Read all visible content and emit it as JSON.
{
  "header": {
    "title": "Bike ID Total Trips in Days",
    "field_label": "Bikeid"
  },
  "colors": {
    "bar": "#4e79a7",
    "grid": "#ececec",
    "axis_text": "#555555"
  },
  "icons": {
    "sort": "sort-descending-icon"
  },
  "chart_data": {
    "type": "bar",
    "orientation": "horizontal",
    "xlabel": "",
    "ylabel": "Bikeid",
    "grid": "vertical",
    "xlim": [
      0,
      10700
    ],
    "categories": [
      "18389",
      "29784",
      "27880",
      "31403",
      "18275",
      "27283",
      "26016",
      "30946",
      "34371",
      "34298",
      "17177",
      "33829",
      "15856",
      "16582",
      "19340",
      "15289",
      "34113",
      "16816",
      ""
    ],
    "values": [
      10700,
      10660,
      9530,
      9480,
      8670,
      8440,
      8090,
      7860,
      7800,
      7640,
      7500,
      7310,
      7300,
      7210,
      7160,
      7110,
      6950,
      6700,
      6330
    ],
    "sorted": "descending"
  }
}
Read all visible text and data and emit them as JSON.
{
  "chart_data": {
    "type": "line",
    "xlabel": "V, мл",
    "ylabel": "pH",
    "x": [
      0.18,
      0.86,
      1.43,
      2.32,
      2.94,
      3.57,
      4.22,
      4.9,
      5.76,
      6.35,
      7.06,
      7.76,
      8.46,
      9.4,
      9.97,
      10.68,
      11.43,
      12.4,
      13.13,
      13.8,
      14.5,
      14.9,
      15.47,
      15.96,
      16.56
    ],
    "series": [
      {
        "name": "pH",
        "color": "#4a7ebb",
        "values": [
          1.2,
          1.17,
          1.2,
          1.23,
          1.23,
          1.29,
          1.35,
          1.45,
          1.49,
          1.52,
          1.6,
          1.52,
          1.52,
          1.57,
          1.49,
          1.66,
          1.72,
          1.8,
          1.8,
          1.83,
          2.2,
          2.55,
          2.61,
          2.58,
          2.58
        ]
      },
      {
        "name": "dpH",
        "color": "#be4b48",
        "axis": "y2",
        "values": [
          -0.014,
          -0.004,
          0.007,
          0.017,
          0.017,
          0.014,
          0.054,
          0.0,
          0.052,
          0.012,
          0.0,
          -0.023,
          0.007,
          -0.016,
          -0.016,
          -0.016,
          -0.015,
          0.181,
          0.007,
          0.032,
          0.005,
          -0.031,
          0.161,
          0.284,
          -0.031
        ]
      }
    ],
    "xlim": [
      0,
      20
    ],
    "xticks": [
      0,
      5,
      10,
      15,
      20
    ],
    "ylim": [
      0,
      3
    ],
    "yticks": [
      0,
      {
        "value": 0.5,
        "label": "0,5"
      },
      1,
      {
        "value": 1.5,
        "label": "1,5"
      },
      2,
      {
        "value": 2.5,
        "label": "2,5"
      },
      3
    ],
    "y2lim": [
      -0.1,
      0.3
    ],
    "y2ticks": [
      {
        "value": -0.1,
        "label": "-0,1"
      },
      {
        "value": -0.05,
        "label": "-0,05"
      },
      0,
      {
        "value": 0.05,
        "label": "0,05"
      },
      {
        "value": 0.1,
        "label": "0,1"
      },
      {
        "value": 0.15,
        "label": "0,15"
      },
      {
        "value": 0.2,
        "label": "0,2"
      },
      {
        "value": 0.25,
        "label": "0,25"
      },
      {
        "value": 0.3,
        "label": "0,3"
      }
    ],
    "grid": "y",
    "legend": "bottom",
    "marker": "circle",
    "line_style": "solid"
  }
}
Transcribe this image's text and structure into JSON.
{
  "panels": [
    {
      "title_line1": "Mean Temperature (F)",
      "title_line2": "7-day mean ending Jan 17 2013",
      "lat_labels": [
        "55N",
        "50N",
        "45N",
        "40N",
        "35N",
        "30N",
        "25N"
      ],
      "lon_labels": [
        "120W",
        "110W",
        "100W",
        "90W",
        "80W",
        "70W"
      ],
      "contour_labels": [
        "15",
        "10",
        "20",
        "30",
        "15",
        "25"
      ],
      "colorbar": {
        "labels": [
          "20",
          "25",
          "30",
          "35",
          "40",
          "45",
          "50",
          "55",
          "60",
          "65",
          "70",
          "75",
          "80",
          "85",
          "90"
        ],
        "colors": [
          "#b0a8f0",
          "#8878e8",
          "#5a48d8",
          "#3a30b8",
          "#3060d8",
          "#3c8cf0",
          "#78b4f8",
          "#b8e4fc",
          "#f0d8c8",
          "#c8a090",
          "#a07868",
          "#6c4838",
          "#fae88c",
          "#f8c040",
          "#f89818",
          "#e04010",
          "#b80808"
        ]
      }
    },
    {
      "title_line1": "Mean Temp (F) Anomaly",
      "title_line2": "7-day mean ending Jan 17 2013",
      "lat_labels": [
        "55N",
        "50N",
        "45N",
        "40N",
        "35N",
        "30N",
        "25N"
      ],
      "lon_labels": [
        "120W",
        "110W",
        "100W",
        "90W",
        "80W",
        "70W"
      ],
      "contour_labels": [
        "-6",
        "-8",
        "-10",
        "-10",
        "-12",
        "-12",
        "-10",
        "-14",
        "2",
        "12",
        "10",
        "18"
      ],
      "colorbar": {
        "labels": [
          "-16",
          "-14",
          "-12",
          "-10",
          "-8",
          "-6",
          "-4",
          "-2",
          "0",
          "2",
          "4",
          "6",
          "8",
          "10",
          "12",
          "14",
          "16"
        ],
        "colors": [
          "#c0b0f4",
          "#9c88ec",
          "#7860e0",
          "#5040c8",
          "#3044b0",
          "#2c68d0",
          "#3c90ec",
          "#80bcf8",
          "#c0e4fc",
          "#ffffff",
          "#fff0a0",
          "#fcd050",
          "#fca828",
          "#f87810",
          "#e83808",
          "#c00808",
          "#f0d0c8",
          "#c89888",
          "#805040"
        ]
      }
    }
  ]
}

What is asked:
From the data above, copy each line where the string "descending" appears.

Result for this exercise:
    "sort": "sort-descending-icon"
    "sorted": "descending"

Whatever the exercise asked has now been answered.